Which lines include the word "text"? Copy each of them.

(Dataset items)
==========

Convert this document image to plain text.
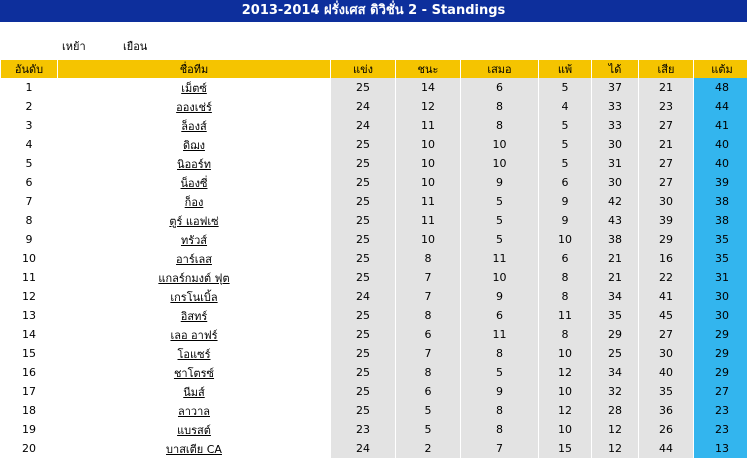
2013-2014 ฝรั่งเศส ดิวิชั่น 2 - Standings
เหย้า	เยือน
อันดับ	ชื่อทีม	แข่ง	ชนะ	เสมอ	แพ้	ได้	เสีย	แต้ม
1	เม็ตซ์	25	14	6	5	37	21	48
2	อองเช่ร์	24	12	8	4	33	23	44
3	ล็องส์	24	11	8	5	33	27	41
4	ดิฌง	25	10	10	5	30	21	40
5	นิออร์ท	25	10	10	5	31	27	40
6	น็องซี่	25	10	9	6	30	27	39
7	ก็อง	25	11	5	9	42	30	38
8	ตูร์ แอฟเซ่	25	11	5	9	43	39	38
9	ทรัวส์	25	10	5	10	38	29	35
10	อาร์เลส	25	8	11	6	21	16	35
11	แกลร์กมงต์ ฟุต	25	7	10	8	21	22	31
12	เกรโนเบิ้ล	24	7	9	8	34	41	30
13	อิสทร์	25	8	6	11	35	45	30
14	เลอ อาฟร์	25	6	11	8	29	27	29
15	โอแซร์	25	7	8	10	25	30	29
16	ชาโตรซ์	25	8	5	12	34	40	29
17	นีมส์	25	6	9	10	32	35	27
18	ลาวาล	25	5	8	12	28	36	23
19	แบรสต์	23	5	8	10	12	26	23
20	บาสเตีย CA	24	2	7	15	12	44	13
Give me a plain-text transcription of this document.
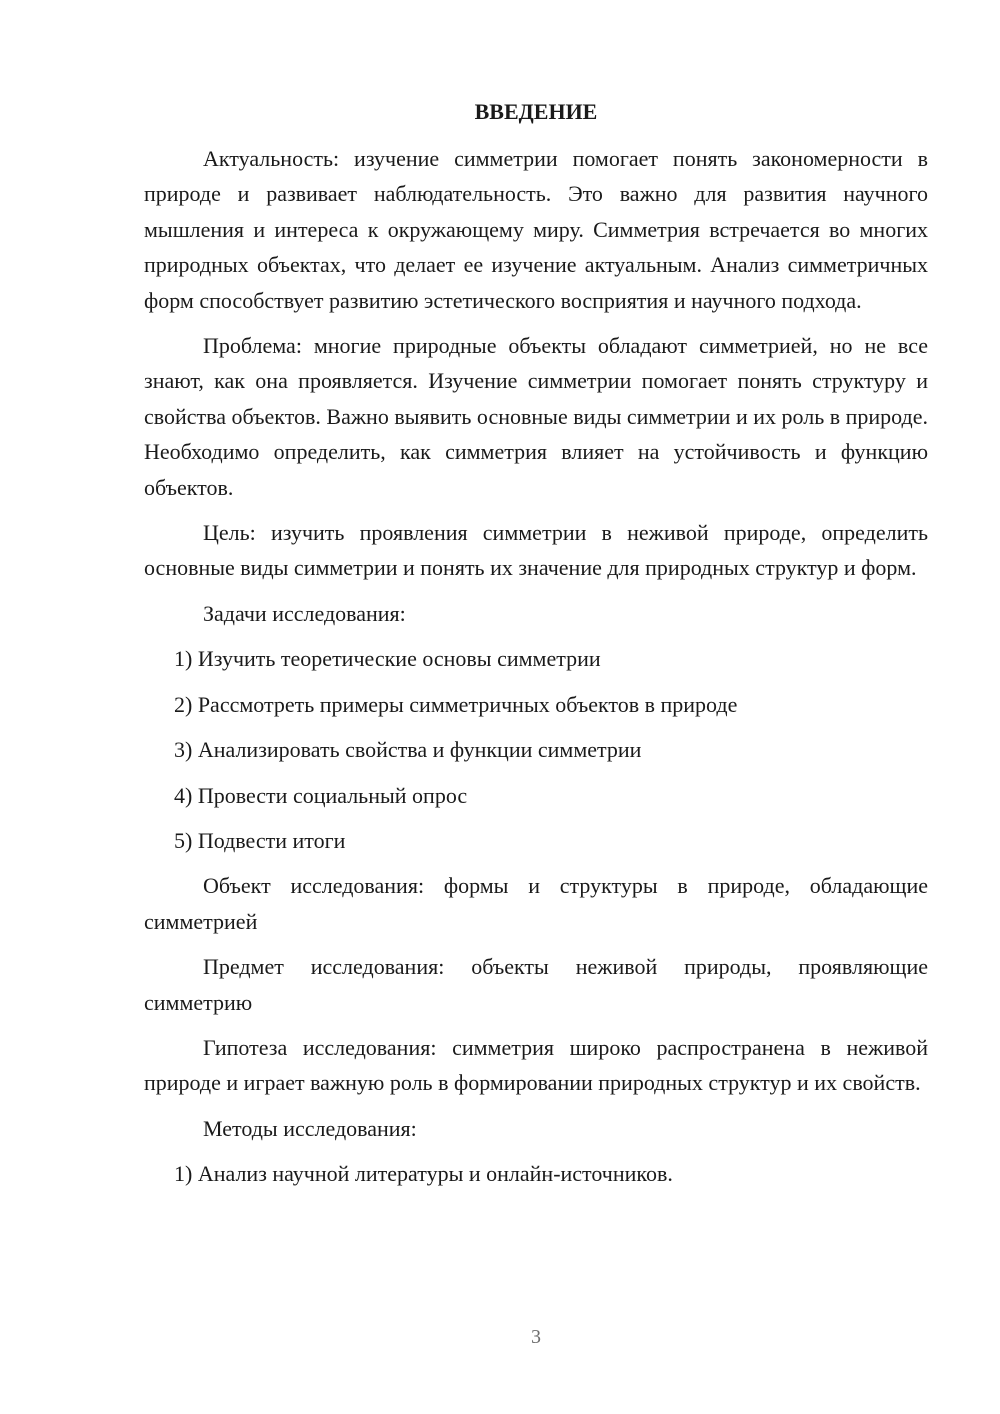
ВВЕДЕНИЕ

Актуальность: изучение симметрии помогает понять закономерности в природе и развивает наблюдательность. Это важно для развития научного мышления и интереса к окружающему миру. Симметрия встречается во многих природных объектах, что делает ее изучение актуальным. Анализ симметричных форм способствует развитию эстетического восприятия и научного подхода.

Проблема: многие природные объекты обладают симметрией, но не все знают, как она проявляется. Изучение симметрии помогает понять структуру и свойства объектов. Важно выявить основные виды симметрии и их роль в природе. Необходимо определить, как симметрия влияет на устойчивость и функцию объектов.

Цель: изучить проявления симметрии в неживой природе, определить основные виды симметрии и понять их значение для природных структур и форм.

Задачи исследования:

1) Изучить теоретические основы симметрии

2) Рассмотреть примеры симметричных объектов в природе

3) Анализировать свойства и функции симметрии

4) Провести социальный опрос

5) Подвести итоги

Объект исследования: формы и структуры в природе, обладающие симметрией

Предмет исследования: объекты неживой природы, проявляющие симметрию

Гипотеза исследования: симметрия широко распространена в неживой природе и играет важную роль в формировании природных структур и их свойств.

Методы исследования:

1) Анализ научной литературы и онлайн-источников.

3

==========

*THE COMPLETED TASK*
Convert this document image to plain text.
Give me a plain-text transcription of this document.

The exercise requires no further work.